---- Extracted material

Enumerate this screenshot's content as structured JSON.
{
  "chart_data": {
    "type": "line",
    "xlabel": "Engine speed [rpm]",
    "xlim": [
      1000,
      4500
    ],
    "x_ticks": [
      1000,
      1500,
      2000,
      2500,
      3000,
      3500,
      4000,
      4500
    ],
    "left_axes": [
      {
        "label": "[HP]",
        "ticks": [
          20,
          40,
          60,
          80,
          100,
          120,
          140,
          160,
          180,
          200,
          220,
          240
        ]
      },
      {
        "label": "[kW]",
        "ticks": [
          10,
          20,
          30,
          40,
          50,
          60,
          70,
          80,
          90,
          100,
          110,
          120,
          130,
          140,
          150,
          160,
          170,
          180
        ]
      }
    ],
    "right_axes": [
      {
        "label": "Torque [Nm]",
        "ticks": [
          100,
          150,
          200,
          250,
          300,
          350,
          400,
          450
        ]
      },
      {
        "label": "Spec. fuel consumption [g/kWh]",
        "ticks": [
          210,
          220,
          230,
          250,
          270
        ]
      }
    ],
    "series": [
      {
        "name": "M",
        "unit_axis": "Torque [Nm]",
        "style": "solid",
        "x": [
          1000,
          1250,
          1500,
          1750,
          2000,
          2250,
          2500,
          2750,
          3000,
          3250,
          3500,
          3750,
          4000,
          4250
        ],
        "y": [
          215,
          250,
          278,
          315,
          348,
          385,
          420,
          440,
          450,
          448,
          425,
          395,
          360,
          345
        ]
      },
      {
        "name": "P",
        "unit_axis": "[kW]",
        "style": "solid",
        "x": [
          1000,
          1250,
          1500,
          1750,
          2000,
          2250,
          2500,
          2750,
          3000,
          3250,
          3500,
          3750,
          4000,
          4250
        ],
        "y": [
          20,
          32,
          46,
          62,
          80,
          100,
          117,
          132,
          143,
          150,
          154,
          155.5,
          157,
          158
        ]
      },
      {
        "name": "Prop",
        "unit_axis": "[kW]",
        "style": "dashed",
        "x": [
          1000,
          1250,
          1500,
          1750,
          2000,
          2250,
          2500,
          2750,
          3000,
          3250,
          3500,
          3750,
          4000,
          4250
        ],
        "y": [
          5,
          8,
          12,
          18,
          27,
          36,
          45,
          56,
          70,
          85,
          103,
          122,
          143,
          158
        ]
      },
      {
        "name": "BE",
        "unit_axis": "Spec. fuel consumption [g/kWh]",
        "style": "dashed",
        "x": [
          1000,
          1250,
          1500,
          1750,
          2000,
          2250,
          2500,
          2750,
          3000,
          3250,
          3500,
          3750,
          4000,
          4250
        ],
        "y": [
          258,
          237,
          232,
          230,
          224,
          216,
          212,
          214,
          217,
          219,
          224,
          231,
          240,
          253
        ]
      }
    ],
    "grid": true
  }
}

--------

Stated task:
Gather from the entries above all lines that include the string "consumption".

Task answer:
        "label": "Spec. fuel consumption [g/kWh]",
        "unit_axis": "Spec. fuel consumption [g/kWh]",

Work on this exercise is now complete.